Work to do – Your answer should be a single number: how many lines in the data below hold the string "Settings".

Start of Records shown

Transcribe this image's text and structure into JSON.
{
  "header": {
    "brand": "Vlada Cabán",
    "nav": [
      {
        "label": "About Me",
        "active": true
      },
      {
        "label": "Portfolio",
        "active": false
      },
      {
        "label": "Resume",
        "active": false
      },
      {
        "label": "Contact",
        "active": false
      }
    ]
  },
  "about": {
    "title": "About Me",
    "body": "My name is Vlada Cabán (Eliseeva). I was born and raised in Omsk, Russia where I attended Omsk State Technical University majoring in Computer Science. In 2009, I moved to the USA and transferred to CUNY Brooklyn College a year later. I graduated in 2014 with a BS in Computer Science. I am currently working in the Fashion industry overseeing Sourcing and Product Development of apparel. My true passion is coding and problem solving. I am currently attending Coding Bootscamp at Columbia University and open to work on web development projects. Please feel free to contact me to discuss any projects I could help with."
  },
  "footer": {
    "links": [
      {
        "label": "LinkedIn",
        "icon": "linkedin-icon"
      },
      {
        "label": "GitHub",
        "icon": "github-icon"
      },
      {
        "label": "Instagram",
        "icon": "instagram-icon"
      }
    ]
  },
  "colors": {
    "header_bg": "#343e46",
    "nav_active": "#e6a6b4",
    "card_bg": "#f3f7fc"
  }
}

End of Records shown
Start of Records shown

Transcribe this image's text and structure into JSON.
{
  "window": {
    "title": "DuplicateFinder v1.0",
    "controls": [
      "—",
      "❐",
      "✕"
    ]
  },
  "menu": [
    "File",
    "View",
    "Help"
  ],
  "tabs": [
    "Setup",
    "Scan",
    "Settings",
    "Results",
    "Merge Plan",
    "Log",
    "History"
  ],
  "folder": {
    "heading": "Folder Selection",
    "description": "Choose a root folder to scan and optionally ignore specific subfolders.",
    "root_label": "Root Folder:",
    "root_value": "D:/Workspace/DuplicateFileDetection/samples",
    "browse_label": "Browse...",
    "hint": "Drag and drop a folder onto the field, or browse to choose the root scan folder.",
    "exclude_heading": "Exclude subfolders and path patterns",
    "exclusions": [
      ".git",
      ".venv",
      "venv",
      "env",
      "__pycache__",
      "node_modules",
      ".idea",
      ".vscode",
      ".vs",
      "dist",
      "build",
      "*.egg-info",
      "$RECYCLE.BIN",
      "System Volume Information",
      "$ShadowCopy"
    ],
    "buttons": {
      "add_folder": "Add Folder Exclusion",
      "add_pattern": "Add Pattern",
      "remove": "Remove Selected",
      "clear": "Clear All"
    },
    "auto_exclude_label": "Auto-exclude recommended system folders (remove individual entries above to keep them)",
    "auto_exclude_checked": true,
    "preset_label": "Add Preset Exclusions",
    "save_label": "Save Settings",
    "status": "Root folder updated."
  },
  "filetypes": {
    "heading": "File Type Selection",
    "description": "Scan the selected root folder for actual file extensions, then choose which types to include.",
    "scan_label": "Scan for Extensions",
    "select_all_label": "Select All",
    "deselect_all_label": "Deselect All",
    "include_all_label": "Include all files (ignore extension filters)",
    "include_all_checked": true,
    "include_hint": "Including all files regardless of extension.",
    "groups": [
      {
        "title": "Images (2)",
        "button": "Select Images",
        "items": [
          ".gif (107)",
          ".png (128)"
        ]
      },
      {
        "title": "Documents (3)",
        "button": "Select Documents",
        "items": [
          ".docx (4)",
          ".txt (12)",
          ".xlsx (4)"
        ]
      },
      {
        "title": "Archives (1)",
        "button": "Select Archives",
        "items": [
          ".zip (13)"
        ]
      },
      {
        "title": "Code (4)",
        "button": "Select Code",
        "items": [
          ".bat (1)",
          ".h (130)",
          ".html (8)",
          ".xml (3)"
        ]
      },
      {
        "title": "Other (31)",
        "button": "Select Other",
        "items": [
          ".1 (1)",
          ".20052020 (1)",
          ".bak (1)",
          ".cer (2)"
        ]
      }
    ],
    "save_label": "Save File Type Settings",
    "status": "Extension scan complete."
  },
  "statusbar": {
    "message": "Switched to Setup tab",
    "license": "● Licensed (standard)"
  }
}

End of Records shown

Response for this exercise – 3